● **Instruction**: Your task is to copy every line of the entries that contains "cache".

Start of Listed records

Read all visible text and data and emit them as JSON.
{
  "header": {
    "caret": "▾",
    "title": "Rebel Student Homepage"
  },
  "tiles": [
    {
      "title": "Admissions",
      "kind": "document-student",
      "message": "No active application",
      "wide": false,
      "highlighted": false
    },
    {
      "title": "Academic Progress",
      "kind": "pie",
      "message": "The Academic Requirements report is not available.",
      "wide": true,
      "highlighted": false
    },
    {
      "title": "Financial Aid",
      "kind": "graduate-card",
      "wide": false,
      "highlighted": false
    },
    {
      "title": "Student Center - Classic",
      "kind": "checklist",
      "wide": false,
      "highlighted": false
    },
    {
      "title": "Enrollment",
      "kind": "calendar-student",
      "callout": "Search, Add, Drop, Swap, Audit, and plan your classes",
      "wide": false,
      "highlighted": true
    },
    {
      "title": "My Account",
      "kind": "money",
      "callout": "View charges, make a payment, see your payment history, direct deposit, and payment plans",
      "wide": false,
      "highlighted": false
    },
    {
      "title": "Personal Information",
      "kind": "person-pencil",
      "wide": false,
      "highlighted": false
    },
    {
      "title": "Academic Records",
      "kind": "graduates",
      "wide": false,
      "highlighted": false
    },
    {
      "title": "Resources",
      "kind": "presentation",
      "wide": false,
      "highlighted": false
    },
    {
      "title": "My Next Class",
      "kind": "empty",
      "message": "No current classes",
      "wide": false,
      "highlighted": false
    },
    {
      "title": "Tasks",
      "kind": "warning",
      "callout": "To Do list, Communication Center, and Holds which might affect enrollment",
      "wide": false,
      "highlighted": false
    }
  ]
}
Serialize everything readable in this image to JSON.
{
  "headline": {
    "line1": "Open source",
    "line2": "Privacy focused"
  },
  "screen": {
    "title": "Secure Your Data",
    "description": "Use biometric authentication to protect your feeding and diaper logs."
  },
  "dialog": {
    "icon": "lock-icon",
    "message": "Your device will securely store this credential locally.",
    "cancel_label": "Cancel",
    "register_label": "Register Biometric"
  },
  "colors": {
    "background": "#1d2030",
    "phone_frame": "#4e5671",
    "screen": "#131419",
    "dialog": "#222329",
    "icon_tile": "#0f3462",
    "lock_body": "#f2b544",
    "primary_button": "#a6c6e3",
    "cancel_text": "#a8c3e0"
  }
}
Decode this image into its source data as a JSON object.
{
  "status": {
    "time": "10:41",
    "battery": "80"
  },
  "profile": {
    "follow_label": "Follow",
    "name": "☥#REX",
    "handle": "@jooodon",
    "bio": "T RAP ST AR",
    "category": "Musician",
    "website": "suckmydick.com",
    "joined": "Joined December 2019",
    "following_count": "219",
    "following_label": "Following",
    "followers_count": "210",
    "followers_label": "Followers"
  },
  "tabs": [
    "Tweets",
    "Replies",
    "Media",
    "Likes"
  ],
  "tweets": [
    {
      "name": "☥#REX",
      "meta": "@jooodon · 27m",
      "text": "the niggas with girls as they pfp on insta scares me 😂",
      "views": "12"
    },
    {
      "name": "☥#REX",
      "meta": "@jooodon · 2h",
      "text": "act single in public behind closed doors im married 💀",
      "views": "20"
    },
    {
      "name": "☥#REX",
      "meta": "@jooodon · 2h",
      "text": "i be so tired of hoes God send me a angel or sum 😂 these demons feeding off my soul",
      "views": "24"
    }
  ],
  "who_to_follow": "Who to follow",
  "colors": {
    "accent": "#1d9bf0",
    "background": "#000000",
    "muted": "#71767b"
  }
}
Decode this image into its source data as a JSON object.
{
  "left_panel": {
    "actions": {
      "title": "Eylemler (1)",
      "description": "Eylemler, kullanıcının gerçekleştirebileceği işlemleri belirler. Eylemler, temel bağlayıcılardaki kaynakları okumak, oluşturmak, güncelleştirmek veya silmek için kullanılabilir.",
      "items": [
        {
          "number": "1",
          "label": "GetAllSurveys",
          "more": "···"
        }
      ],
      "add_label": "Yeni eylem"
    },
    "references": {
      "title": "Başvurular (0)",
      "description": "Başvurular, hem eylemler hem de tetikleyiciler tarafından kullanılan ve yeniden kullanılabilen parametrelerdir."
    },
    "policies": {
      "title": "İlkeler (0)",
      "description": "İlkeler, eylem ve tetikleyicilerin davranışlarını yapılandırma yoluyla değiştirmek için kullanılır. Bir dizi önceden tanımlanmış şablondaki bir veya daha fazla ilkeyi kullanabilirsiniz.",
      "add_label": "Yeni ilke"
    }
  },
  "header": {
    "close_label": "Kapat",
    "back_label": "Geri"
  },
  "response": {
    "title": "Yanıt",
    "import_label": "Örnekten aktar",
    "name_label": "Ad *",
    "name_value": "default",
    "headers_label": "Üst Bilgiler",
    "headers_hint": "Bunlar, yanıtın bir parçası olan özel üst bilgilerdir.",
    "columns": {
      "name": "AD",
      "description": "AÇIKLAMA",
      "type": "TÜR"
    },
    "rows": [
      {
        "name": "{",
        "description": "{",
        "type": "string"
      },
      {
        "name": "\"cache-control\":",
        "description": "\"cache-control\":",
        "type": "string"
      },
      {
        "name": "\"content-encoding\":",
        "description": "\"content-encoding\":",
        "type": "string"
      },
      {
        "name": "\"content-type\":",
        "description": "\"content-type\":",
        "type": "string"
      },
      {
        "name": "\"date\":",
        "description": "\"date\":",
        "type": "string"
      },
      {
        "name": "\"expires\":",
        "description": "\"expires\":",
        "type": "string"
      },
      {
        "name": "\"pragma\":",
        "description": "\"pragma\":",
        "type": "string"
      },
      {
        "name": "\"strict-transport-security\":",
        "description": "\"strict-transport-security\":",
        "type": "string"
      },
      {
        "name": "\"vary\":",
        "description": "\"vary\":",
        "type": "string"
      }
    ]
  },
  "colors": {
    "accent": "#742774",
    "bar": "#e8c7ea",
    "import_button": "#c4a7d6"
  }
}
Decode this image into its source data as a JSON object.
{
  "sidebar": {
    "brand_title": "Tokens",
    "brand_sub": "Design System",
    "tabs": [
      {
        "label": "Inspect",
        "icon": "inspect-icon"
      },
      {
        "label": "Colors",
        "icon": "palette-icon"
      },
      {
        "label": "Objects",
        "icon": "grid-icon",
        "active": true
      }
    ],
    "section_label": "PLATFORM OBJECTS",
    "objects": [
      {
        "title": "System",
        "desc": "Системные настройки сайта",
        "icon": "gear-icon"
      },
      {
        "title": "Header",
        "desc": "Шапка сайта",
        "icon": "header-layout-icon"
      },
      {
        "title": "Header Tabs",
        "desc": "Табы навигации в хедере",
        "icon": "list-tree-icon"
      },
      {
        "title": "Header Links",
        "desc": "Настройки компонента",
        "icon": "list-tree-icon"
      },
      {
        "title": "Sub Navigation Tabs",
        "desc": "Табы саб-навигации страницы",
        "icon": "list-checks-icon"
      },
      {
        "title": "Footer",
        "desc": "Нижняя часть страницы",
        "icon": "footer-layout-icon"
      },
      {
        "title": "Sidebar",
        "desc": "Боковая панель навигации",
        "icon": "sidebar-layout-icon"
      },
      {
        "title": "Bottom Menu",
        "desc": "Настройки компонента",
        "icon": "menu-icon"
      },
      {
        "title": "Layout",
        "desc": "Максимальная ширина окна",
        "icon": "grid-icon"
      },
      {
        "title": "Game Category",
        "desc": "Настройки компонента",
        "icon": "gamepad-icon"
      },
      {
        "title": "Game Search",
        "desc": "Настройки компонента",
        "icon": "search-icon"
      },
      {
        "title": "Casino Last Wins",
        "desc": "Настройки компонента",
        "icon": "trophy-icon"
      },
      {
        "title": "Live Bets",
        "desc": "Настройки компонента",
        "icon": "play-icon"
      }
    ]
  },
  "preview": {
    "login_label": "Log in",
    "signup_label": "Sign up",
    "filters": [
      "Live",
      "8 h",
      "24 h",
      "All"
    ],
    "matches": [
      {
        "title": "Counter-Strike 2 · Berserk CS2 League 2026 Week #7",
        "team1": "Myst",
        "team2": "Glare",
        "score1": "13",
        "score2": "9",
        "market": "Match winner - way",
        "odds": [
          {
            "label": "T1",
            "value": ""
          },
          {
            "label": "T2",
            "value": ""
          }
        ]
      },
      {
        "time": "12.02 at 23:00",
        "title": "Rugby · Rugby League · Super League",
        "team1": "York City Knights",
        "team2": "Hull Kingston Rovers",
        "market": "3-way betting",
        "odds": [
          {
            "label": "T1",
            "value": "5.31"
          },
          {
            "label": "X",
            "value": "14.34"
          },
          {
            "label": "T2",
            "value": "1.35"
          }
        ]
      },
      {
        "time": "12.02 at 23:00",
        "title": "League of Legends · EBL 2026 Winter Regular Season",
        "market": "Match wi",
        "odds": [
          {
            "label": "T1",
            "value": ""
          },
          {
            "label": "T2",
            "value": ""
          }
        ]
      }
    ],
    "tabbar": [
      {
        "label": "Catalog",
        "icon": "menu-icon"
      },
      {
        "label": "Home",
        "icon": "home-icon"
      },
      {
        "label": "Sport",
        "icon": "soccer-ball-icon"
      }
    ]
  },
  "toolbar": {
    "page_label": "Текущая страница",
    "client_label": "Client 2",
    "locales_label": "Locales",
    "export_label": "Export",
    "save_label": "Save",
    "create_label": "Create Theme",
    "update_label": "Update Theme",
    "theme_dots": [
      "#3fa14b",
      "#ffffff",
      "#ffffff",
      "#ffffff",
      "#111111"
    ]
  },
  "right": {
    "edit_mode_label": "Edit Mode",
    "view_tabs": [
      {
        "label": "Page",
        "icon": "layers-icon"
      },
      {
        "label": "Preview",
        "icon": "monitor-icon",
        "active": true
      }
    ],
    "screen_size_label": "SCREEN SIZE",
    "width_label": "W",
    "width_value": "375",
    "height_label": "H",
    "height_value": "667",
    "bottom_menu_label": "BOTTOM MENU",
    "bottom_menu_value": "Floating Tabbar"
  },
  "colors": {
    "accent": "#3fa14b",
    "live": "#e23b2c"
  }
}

End of Listed records

● **Output**:
        "name": "\"cache-control\":",
        "description": "\"cache-control\":",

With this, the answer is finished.